**BRIEF:** Would you copy each line of the records that includes the word "January"?

**DATA FOR THIS TASK:**

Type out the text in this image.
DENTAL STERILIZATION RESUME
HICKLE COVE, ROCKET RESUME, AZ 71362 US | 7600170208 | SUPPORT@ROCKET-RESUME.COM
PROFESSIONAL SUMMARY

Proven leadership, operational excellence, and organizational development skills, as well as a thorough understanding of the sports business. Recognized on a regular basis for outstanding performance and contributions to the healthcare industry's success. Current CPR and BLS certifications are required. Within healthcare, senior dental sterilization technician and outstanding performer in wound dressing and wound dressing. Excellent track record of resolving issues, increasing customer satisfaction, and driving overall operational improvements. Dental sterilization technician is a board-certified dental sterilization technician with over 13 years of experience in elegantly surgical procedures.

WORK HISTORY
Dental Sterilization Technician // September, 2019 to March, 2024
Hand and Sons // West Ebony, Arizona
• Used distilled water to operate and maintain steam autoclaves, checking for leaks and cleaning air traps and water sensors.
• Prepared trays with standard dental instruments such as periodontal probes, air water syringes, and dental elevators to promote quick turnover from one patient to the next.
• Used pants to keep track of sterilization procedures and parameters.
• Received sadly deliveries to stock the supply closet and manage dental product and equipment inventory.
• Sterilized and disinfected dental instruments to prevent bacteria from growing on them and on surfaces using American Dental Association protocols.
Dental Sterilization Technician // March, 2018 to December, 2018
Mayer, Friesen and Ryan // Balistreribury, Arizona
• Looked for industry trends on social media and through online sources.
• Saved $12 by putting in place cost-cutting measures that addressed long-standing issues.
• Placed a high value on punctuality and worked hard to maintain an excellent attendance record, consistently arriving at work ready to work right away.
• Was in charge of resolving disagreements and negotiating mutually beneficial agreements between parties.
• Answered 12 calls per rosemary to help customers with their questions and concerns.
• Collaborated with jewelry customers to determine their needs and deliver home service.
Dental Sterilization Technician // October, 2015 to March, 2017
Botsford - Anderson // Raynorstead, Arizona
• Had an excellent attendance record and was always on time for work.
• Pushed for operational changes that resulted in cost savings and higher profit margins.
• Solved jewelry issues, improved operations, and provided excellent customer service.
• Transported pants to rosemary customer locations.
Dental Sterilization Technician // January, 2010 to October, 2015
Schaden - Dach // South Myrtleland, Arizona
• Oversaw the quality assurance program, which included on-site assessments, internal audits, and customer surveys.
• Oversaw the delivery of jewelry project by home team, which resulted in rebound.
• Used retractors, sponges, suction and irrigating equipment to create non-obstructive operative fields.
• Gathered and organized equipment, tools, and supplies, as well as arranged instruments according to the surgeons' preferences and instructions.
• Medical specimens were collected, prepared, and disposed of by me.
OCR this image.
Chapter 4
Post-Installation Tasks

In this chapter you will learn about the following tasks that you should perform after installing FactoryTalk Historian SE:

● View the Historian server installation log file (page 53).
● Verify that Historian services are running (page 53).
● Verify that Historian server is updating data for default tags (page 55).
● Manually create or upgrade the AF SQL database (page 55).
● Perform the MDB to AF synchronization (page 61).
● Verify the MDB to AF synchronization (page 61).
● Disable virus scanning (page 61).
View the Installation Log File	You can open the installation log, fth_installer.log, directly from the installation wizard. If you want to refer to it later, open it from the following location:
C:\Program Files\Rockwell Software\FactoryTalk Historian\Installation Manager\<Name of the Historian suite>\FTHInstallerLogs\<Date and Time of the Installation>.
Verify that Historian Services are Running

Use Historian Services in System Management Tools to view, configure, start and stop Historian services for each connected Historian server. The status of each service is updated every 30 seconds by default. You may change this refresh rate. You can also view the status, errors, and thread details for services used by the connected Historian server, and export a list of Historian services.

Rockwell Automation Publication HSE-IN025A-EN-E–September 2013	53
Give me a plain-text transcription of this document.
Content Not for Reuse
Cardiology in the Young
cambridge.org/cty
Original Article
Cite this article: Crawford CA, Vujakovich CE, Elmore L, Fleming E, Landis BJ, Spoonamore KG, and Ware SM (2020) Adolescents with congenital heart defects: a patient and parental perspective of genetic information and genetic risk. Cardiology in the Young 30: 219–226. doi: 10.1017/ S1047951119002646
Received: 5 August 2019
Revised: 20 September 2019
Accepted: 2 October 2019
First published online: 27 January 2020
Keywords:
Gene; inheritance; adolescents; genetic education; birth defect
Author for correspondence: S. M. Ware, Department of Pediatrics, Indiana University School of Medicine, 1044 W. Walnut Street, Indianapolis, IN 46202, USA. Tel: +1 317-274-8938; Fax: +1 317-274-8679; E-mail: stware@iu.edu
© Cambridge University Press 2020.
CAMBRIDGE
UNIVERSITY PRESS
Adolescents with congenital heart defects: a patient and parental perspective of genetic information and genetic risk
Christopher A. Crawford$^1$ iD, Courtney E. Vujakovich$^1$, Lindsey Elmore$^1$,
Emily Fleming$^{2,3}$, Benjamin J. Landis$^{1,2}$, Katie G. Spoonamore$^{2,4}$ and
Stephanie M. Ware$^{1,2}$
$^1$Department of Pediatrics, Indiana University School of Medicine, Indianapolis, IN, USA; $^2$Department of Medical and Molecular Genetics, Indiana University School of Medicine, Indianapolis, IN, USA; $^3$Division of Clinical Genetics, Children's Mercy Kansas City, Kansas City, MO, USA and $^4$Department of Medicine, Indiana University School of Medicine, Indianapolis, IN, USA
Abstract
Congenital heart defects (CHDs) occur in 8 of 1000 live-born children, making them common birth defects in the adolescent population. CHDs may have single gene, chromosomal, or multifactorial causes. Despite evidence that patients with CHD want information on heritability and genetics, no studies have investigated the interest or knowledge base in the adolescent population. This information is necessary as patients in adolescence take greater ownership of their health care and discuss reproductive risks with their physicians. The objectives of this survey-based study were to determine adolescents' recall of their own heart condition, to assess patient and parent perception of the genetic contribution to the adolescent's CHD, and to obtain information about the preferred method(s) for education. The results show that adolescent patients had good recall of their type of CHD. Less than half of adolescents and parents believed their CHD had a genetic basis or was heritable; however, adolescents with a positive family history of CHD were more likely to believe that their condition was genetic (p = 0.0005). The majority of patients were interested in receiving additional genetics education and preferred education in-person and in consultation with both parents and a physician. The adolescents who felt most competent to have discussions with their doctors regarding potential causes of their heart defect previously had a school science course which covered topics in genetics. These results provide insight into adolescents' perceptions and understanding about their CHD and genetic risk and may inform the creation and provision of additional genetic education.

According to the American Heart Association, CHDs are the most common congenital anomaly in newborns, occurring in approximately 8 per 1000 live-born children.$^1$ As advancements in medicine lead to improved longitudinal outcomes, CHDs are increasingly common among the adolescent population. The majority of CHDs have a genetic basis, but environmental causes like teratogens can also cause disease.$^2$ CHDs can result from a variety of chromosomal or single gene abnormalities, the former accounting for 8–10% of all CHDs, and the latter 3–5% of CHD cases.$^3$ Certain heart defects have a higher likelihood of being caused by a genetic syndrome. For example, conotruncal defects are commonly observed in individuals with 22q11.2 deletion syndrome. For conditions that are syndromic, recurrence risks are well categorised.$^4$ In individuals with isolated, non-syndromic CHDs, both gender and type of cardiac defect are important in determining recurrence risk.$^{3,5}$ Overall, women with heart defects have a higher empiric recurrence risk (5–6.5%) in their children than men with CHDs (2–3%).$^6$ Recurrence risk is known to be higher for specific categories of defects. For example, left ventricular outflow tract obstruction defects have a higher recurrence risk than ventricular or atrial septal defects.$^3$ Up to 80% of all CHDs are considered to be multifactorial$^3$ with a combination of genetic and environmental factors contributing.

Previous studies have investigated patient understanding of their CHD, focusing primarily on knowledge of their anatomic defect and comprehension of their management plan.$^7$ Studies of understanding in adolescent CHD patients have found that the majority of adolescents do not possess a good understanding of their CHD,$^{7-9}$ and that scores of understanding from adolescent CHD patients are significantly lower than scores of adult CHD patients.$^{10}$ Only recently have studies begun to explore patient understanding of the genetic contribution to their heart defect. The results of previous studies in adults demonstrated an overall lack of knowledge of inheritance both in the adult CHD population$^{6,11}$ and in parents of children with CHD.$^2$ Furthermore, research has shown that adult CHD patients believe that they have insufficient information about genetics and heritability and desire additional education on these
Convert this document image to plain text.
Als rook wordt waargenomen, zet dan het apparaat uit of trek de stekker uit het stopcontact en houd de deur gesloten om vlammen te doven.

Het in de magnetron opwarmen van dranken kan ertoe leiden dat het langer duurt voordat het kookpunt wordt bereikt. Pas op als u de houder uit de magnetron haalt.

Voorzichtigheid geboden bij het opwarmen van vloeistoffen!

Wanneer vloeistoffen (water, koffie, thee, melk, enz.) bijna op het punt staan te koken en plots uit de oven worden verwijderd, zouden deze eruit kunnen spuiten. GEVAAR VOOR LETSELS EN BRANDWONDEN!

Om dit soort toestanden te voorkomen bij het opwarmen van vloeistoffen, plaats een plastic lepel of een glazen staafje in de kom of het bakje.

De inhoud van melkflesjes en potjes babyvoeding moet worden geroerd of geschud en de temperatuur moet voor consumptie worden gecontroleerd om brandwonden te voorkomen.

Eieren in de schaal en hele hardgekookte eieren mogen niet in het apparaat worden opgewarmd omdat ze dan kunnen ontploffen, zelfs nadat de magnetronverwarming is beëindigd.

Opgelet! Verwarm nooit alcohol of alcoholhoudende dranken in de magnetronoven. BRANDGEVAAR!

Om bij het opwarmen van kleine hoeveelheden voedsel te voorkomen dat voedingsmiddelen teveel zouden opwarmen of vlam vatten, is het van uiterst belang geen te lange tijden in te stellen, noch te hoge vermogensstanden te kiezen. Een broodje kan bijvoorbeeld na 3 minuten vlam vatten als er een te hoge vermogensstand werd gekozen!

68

**OUTPUT BELOW:**
Dental Sterilization Technician // January, 2010 to October, 2015
First published online: 27 January 2020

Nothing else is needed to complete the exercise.